Will you give the material below again, every line exactly as it is?

----------------

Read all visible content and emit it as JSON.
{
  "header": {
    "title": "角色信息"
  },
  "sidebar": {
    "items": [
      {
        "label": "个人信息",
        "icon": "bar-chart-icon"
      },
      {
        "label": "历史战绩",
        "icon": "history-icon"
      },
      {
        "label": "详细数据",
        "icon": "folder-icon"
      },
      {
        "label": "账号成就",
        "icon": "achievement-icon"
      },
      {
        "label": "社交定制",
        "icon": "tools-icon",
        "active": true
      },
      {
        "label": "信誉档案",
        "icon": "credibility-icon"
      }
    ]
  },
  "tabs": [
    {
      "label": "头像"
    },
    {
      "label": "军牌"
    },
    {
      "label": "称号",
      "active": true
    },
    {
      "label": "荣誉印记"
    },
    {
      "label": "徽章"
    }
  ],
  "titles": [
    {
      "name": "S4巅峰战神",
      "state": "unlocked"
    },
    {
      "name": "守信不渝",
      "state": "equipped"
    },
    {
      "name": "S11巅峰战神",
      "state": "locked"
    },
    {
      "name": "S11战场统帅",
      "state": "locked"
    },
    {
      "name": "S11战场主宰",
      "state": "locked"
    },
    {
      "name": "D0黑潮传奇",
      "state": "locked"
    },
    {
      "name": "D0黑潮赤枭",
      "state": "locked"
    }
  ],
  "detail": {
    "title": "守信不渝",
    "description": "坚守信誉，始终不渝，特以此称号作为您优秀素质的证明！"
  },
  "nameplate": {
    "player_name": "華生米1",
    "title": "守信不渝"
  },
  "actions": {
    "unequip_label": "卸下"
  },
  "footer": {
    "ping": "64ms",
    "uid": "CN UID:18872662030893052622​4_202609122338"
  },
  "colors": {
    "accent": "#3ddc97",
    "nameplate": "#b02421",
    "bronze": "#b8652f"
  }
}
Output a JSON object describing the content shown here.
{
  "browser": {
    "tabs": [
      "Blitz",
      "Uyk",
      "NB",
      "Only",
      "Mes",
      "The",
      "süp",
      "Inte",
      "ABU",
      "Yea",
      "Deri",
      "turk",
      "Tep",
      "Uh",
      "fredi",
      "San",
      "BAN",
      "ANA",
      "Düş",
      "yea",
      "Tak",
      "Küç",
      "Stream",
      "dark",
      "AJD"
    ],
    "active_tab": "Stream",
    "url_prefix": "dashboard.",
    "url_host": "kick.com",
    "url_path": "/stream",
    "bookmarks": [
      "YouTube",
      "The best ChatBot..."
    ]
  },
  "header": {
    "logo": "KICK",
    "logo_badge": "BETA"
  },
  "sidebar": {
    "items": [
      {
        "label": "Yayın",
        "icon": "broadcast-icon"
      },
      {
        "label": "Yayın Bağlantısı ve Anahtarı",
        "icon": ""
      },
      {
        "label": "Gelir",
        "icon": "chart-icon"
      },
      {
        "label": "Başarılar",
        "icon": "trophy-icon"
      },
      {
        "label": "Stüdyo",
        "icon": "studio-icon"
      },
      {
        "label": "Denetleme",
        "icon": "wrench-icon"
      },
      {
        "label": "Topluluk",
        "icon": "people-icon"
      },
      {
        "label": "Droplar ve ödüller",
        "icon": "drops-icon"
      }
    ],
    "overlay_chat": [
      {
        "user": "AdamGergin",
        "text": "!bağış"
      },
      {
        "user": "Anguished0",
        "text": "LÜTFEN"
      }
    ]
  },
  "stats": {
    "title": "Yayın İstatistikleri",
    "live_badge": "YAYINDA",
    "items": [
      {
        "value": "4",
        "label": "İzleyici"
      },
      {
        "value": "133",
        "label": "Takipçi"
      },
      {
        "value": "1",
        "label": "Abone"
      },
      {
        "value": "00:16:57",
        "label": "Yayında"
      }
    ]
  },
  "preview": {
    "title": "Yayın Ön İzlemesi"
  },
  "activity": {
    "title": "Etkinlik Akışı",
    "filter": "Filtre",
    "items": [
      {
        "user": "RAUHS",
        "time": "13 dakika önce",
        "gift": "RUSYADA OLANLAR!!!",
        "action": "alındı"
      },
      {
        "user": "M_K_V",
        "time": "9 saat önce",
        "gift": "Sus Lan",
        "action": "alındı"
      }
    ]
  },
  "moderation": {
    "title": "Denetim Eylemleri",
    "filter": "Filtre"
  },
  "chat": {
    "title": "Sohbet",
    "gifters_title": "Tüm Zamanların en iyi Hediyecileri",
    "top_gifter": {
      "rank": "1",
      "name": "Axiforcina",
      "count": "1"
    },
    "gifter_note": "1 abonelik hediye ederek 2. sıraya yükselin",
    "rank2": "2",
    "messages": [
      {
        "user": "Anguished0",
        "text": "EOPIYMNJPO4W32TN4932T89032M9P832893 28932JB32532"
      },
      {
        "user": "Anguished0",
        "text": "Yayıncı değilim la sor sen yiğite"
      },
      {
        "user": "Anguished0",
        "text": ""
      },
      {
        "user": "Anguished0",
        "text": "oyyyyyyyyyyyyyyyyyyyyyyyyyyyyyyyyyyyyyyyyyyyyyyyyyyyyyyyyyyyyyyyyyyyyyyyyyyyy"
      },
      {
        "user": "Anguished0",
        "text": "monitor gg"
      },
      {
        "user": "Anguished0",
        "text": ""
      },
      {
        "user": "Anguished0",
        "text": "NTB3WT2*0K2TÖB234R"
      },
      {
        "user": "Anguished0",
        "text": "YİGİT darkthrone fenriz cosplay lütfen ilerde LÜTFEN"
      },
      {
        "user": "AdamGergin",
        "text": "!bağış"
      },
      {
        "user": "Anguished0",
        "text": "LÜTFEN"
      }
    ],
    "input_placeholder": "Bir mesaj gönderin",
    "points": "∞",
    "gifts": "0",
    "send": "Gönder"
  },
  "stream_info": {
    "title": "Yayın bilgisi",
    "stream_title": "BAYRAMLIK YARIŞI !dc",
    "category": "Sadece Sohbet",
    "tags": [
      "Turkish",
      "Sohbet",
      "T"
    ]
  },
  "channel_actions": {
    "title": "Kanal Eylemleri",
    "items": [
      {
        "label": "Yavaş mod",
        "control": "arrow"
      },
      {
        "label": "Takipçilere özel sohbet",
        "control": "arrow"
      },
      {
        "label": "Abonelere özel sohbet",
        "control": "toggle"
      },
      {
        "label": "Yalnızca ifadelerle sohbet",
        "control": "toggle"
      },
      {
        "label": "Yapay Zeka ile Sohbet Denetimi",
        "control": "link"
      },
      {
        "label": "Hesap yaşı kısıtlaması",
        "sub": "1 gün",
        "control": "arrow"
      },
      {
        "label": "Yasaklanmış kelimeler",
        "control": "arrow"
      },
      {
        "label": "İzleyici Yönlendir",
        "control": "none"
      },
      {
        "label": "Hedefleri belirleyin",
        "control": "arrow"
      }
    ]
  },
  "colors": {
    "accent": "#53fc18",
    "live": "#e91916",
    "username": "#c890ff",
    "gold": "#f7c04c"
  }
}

----------------

▸ Result of the task
Read all visible content and emit it as JSON.
{
  "header": {
    "title": "角色信息"
  },
  "sidebar": {
    "items": [
      {
        "label": "个人信息",
        "icon": "bar-chart-icon"
      },
      {
        "label": "历史战绩",
        "icon": "history-icon"
      },
      {
        "label": "详细数据",
        "icon": "folder-icon"
      },
      {
        "label": "账号成就",
        "icon": "achievement-icon"
      },
      {
        "label": "社交定制",
        "icon": "tools-icon",
        "active": true
      },
      {
        "label": "信誉档案",
        "icon": "credibility-icon"
      }
    ]
  },
  "tabs": [
    {
      "label": "头像"
    },
    {
      "label": "军牌"
    },
    {
      "label": "称号",
      "active": true
    },
    {
      "label": "荣誉印记"
    },
    {
      "label": "徽章"
    }
  ],
  "titles": [
    {
      "name": "S4巅峰战神",
      "state": "unlocked"
    },
    {
      "name": "守信不渝",
      "state": "equipped"
    },
    {
      "name": "S11巅峰战神",
      "state": "locked"
    },
    {
      "name": "S11战场统帅",
      "state": "locked"
    },
    {
      "name": "S11战场主宰",
      "state": "locked"
    },
    {
      "name": "D0黑潮传奇",
      "state": "locked"
    },
    {
      "name": "D0黑潮赤枭",
      "state": "locked"
    }
  ],
  "detail": {
    "title": "守信不渝",
    "description": "坚守信誉，始终不渝，特以此称号作为您优秀素质的证明！"
  },
  "nameplate": {
    "player_name": "華生米1",
    "title": "守信不渝"
  },
  "actions": {
    "unequip_label": "卸下"
  },
  "footer": {
    "ping": "64ms",
    "uid": "CN UID:18872662030893052622​4_202609122338"
  },
  "colors": {
    "accent": "#3ddc97",
    "nameplate": "#b02421",
    "bronze": "#b8652f"
  }
}
Output a JSON object describing the content shown here.
{
  "browser": {
    "tabs": [
      "Blitz",
      "Uyk",
      "NB",
      "Only",
      "Mes",
      "The",
      "süp",
      "Inte",
      "ABU",
      "Yea",
      "Deri",
      "turk",
      "Tep",
      "Uh",
      "fredi",
      "San",
      "BAN",
      "ANA",
      "Düş",
      "yea",
      "Tak",
      "Küç",
      "Stream",
      "dark",
      "AJD"
    ],
    "active_tab": "Stream",
    "url_prefix": "dashboard.",
    "url_host": "kick.com",
    "url_path": "/stream",
    "bookmarks": [
      "YouTube",
      "The best ChatBot..."
    ]
  },
  "header": {
    "logo": "KICK",
    "logo_badge": "BETA"
  },
  "sidebar": {
    "items": [
      {
        "label": "Yayın",
        "icon": "broadcast-icon"
      },
      {
        "label": "Yayın Bağlantısı ve Anahtarı",
        "icon": ""
      },
      {
        "label": "Gelir",
        "icon": "chart-icon"
      },
      {
        "label": "Başarılar",
        "icon": "trophy-icon"
      },
      {
        "label": "Stüdyo",
        "icon": "studio-icon"
      },
      {
        "label": "Denetleme",
        "icon": "wrench-icon"
      },
      {
        "label": "Topluluk",
        "icon": "people-icon"
      },
      {
        "label": "Droplar ve ödüller",
        "icon": "drops-icon"
      }
    ],
    "overlay_chat": [
      {
        "user": "AdamGergin",
        "text": "!bağış"
      },
      {
        "user": "Anguished0",
        "text": "LÜTFEN"
      }
    ]
  },
  "stats": {
    "title": "Yayın İstatistikleri",
    "live_badge": "YAYINDA",
    "items": [
      {
        "value": "4",
        "label": "İzleyici"
      },
      {
        "value": "133",
        "label": "Takipçi"
      },
      {
        "value": "1",
        "label": "Abone"
      },
      {
        "value": "00:16:57",
        "label": "Yayında"
      }
    ]
  },
  "preview": {
    "title": "Yayın Ön İzlemesi"
  },
  "activity": {
    "title": "Etkinlik Akışı",
    "filter": "Filtre",
    "items": [
      {
        "user": "RAUHS",
        "time": "13 dakika önce",
        "gift": "RUSYADA OLANLAR!!!",
        "action": "alındı"
      },
      {
        "user": "M_K_V",
        "time": "9 saat önce",
        "gift": "Sus Lan",
        "action": "alındı"
      }
    ]
  },
  "moderation": {
    "title": "Denetim Eylemleri",
    "filter": "Filtre"
  },
  "chat": {
    "title": "Sohbet",
    "gifters_title": "Tüm Zamanların en iyi Hediyecileri",
    "top_gifter": {
      "rank": "1",
      "name": "Axiforcina",
      "count": "1"
    },
    "gifter_note": "1 abonelik hediye ederek 2. sıraya yükselin",
    "rank2": "2",
    "messages": [
      {
        "user": "Anguished0",
        "text": "EOPIYMNJPO4W32TN4932T89032M9P832893 28932JB32532"
      },
      {
        "user": "Anguished0",
        "text": "Yayıncı değilim la sor sen yiğite"
      },
      {
        "user": "Anguished0",
        "text": ""
      },
      {
        "user": "Anguished0",
        "text": "oyyyyyyyyyyyyyyyyyyyyyyyyyyyyyyyyyyyyyyyyyyyyyyyyyyyyyyyyyyyyyyyyyyyyyyyyyyyy"
      },
      {
        "user": "Anguished0",
        "text": "monitor gg"
      },
      {
        "user": "Anguished0",
        "text": ""
      },
      {
        "user": "Anguished0",
        "text": "NTB3WT2*0K2TÖB234R"
      },
      {
        "user": "Anguished0",
        "text": "YİGİT darkthrone fenriz cosplay lütfen ilerde LÜTFEN"
      },
      {
        "user": "AdamGergin",
        "text": "!bağış"
      },
      {
        "user": "Anguished0",
        "text": "LÜTFEN"
      }
    ],
    "input_placeholder": "Bir mesaj gönderin",
    "points": "∞",
    "gifts": "0",
    "send": "Gönder"
  },
  "stream_info": {
    "title": "Yayın bilgisi",
    "stream_title": "BAYRAMLIK YARIŞI !dc",
    "category": "Sadece Sohbet",
    "tags": [
      "Turkish",
      "Sohbet",
      "T"
    ]
  },
  "channel_actions": {
    "title": "Kanal Eylemleri",
    "items": [
      {
        "label": "Yavaş mod",
        "control": "arrow"
      },
      {
        "label": "Takipçilere özel sohbet",
        "control": "arrow"
      },
      {
        "label": "Abonelere özel sohbet",
        "control": "toggle"
      },
      {
        "label": "Yalnızca ifadelerle sohbet",
        "control": "toggle"
      },
      {
        "label": "Yapay Zeka ile Sohbet Denetimi",
        "control": "link"
      },
      {
        "label": "Hesap yaşı kısıtlaması",
        "sub": "1 gün",
        "control": "arrow"
      },
      {
        "label": "Yasaklanmış kelimeler",
        "control": "arrow"
      },
      {
        "label": "İzleyici Yönlendir",
        "control": "none"
      },
      {
        "label": "Hedefleri belirleyin",
        "control": "arrow"
      }
    ]
  },
  "colors": {
    "accent": "#53fc18",
    "live": "#e91916",
    "username": "#c890ff",
    "gold": "#f7c04c"
  }
}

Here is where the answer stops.